DIRECTION
Transcribe every line of the records below exactly as it appears, omitting the pictures.

** Start of DATA SUPPLIED **

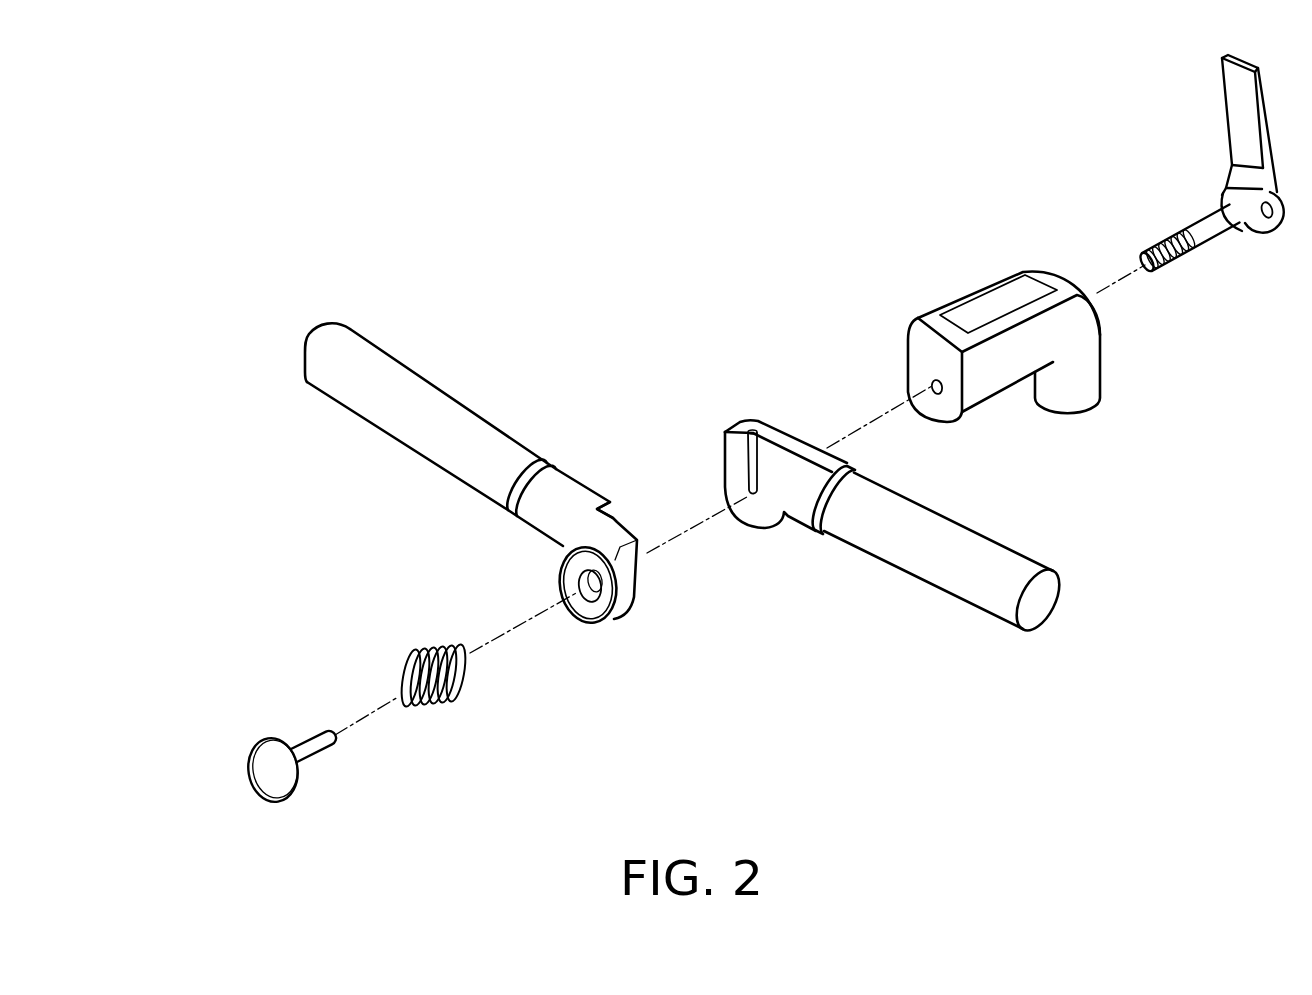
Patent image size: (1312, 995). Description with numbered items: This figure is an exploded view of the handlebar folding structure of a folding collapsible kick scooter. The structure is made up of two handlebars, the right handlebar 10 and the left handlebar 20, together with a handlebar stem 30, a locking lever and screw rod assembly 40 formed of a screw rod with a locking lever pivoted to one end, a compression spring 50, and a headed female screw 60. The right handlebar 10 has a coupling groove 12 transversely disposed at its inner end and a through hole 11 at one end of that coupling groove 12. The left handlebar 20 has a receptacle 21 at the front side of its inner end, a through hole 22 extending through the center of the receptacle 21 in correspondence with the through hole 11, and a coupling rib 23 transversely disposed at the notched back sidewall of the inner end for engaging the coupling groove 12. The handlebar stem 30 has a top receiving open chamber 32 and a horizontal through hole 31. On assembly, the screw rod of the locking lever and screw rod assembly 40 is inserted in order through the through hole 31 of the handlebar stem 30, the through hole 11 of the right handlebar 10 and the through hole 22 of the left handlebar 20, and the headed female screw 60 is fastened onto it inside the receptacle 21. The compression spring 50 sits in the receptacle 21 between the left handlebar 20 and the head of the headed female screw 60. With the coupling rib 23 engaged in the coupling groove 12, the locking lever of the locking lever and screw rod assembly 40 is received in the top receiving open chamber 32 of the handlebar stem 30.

The right handlebar 10 is at (856, 513).
The through hole 11 is at (753, 490).
The coupling groove 12 is at (752, 432).
The left handlebar 20 is at (343, 362).
The receptacle 21 is at (556, 563).
The through hole 22 is at (583, 590).
The coupling rib 23 is at (620, 530).
The handlebar stem 30 is at (1009, 287).
The through hole 31 is at (931, 385).
The top receiving open chamber 32 is at (997, 295).
The locking lever and screw rod assembly 40 is at (1240, 113).
The compression spring 50 is at (464, 694).
The headed female screw 60 is at (270, 763).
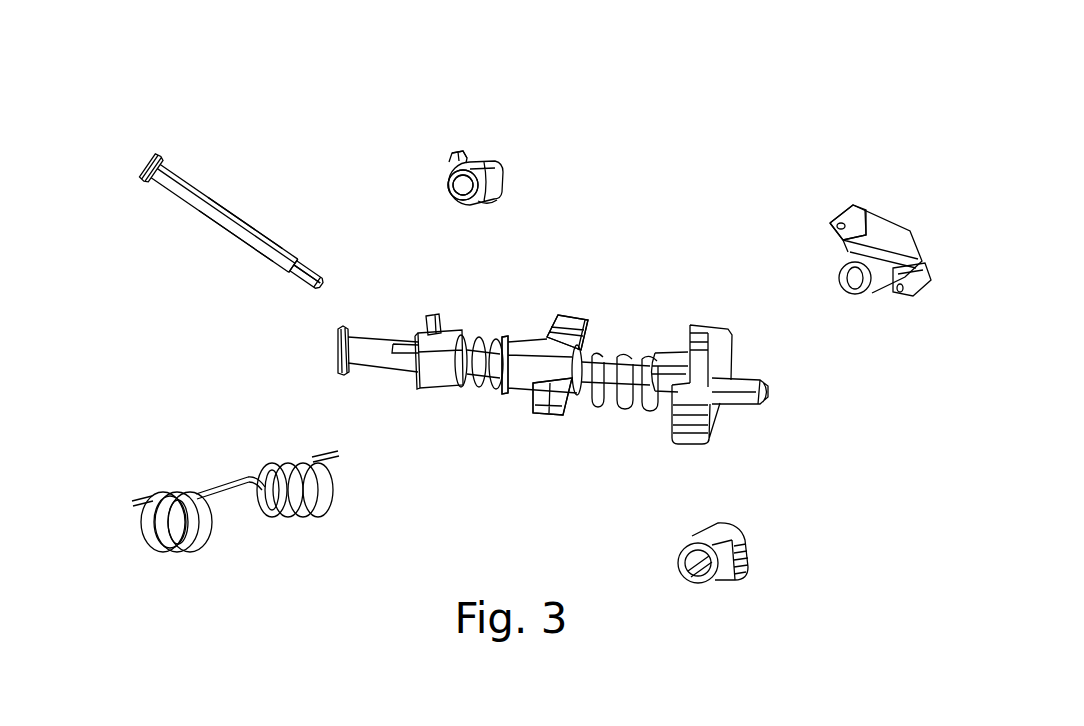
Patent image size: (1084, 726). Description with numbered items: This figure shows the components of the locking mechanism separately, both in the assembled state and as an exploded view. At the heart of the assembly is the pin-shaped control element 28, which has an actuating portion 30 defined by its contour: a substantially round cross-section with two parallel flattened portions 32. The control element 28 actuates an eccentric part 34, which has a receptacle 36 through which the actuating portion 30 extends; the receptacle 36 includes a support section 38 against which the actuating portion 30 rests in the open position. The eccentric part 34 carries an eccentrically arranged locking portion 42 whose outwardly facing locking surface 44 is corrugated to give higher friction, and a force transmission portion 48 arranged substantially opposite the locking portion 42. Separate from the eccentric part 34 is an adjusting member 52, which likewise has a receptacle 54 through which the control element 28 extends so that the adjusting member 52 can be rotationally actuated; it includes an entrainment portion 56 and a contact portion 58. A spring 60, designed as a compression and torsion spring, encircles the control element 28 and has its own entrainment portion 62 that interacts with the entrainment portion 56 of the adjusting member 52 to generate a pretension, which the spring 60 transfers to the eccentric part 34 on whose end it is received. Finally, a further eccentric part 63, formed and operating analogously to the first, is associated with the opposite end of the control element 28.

The control element 28 is at (182, 155).
The actuating portion 30 is at (237, 206).
The flattened portions 32 is at (281, 241).
The eccentric part 34 is at (482, 161).
The receptacle 36 is at (458, 205).
The support section 38 is at (446, 186).
The locking portion 42 is at (459, 156).
The locking surface 44 is at (447, 157).
The force transmission portion 48 is at (500, 197).
The adjusting member 52 is at (838, 196).
The receptacle 54 is at (851, 292).
The entrainment portion 56 is at (863, 218).
The contact portion 58 is at (548, 414).
The spring 60 is at (395, 471).
The entrainment portion 62 is at (222, 497).
The further eccentric part 63 is at (656, 410).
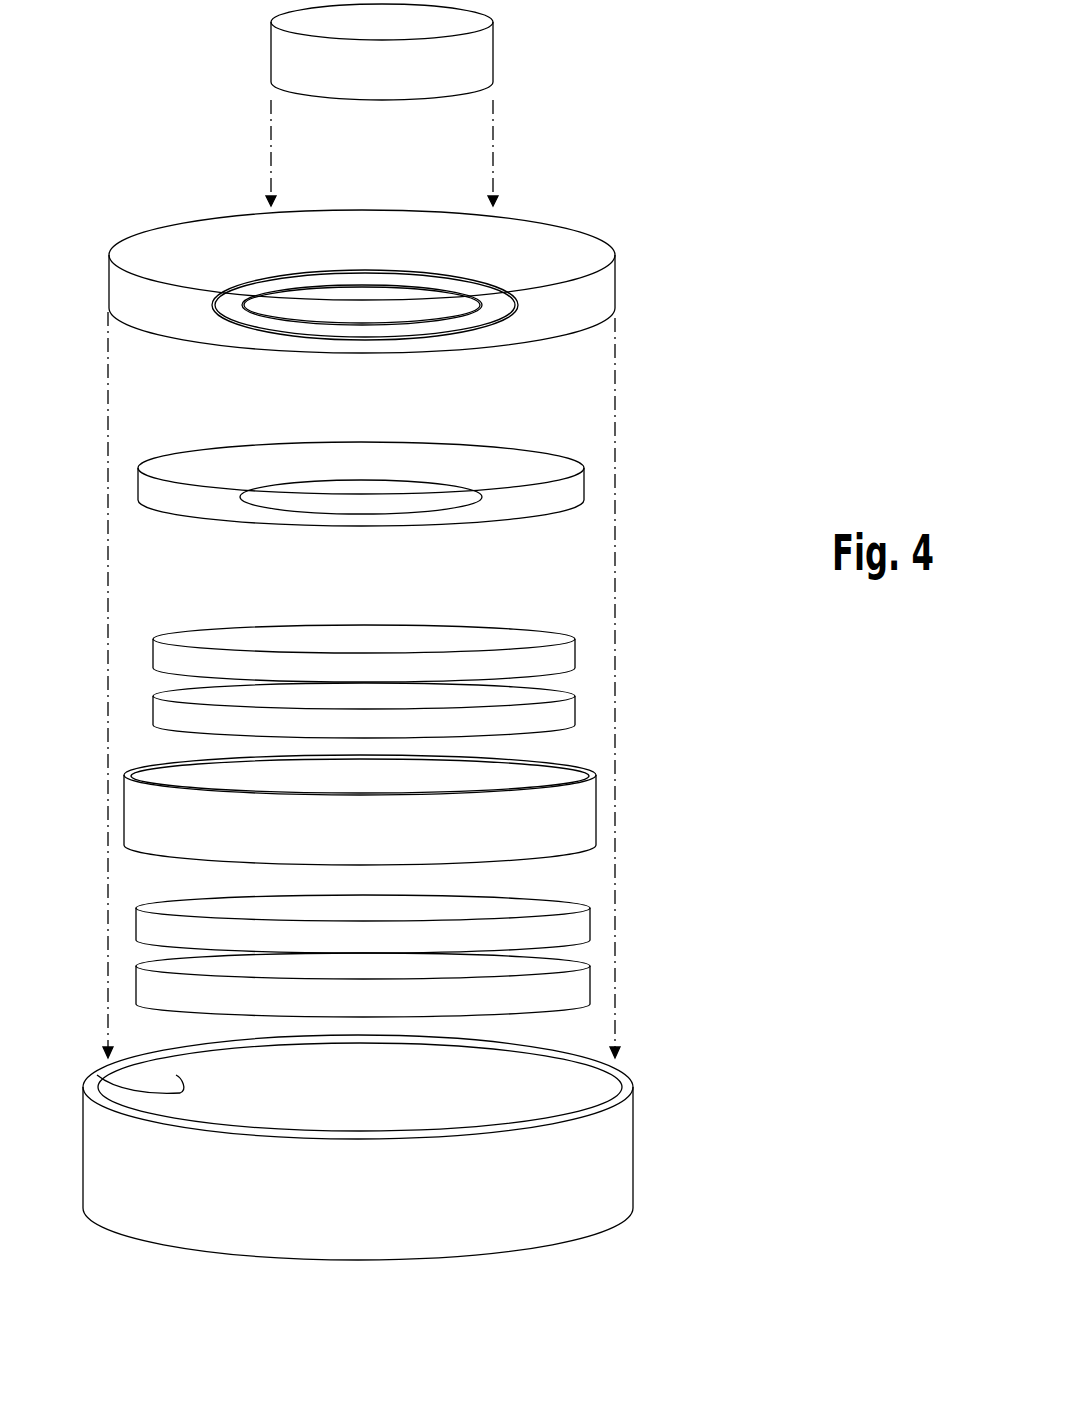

** End of DATA SUPPLIED **

COMPLETED TASK
Patent image size: (1312, 995). Description with numbered items: This figure is an exploded view of the handlebar folding structure of a folding collapsible kick scooter. The structure is made up of two handlebars, the right handlebar 10 and the left handlebar 20, together with a handlebar stem 30, a locking lever and screw rod assembly 40 formed of a screw rod with a locking lever pivoted to one end, a compression spring 50, and a headed female screw 60. The right handlebar 10 has a coupling groove 12 transversely disposed at its inner end and a through hole 11 at one end of that coupling groove 12. The left handlebar 20 has a receptacle 21 at the front side of its inner end, a through hole 22 extending through the center of the receptacle 21 in correspondence with the through hole 11, and a coupling rib 23 transversely disposed at the notched back sidewall of the inner end for engaging the coupling groove 12. The handlebar stem 30 has a top receiving open chamber 32 and a horizontal through hole 31. On assembly, the screw rod of the locking lever and screw rod assembly 40 is inserted in order through the through hole 31 of the handlebar stem 30, the through hole 11 of the right handlebar 10 and the through hole 22 of the left handlebar 20, and the headed female screw 60 is fastened onto it inside the receptacle 21. The compression spring 50 sits in the receptacle 21 between the left handlebar 20 and the head of the headed female screw 60. With the coupling rib 23 engaged in the coupling groove 12, the locking lever of the locking lever and screw rod assembly 40 is received in the top receiving open chamber 32 of the handlebar stem 30.

The right handlebar 10 is at (856, 513).
The through hole 11 is at (753, 490).
The coupling groove 12 is at (752, 432).
The left handlebar 20 is at (343, 362).
The receptacle 21 is at (556, 563).
The through hole 22 is at (583, 590).
The coupling rib 23 is at (620, 530).
The handlebar stem 30 is at (1009, 287).
The through hole 31 is at (931, 385).
The top receiving open chamber 32 is at (997, 295).
The locking lever and screw rod assembly 40 is at (1240, 113).
The compression spring 50 is at (464, 694).
The headed female screw 60 is at (270, 763).
Patent image size: (1084, 726). Description with numbered items: This figure shows the components of the locking mechanism separately, both in the assembled state and as an exploded view. At the heart of the assembly is the pin-shaped control element 28, which has an actuating portion 30 defined by its contour: a substantially round cross-section with two parallel flattened portions 32. The control element 28 actuates an eccentric part 34, which has a receptacle 36 through which the actuating portion 30 extends; the receptacle 36 includes a support section 38 against which the actuating portion 30 rests in the open position. The eccentric part 34 carries an eccentrically arranged locking portion 42 whose outwardly facing locking surface 44 is corrugated to give higher friction, and a force transmission portion 48 arranged substantially opposite the locking portion 42. Separate from the eccentric part 34 is an adjusting member 52, which likewise has a receptacle 54 through which the control element 28 extends so that the adjusting member 52 can be rotationally actuated; it includes an entrainment portion 56 and a contact portion 58. A spring 60, designed as a compression and torsion spring, encircles the control element 28 and has its own entrainment portion 62 that interacts with the entrainment portion 56 of the adjusting member 52 to generate a pretension, which the spring 60 transfers to the eccentric part 34 on whose end it is received. Finally, a further eccentric part 63, formed and operating analogously to the first, is associated with the opposite end of the control element 28.

The control element 28 is at (182, 155).
The actuating portion 30 is at (237, 206).
The flattened portions 32 is at (281, 241).
The eccentric part 34 is at (482, 161).
The receptacle 36 is at (458, 205).
The support section 38 is at (446, 186).
The locking portion 42 is at (459, 156).
The locking surface 44 is at (447, 157).
The force transmission portion 48 is at (500, 197).
The adjusting member 52 is at (838, 196).
The receptacle 54 is at (851, 292).
The entrainment portion 56 is at (863, 218).
The contact portion 58 is at (548, 414).
The spring 60 is at (395, 471).
The entrainment portion 62 is at (222, 497).
The further eccentric part 63 is at (656, 410).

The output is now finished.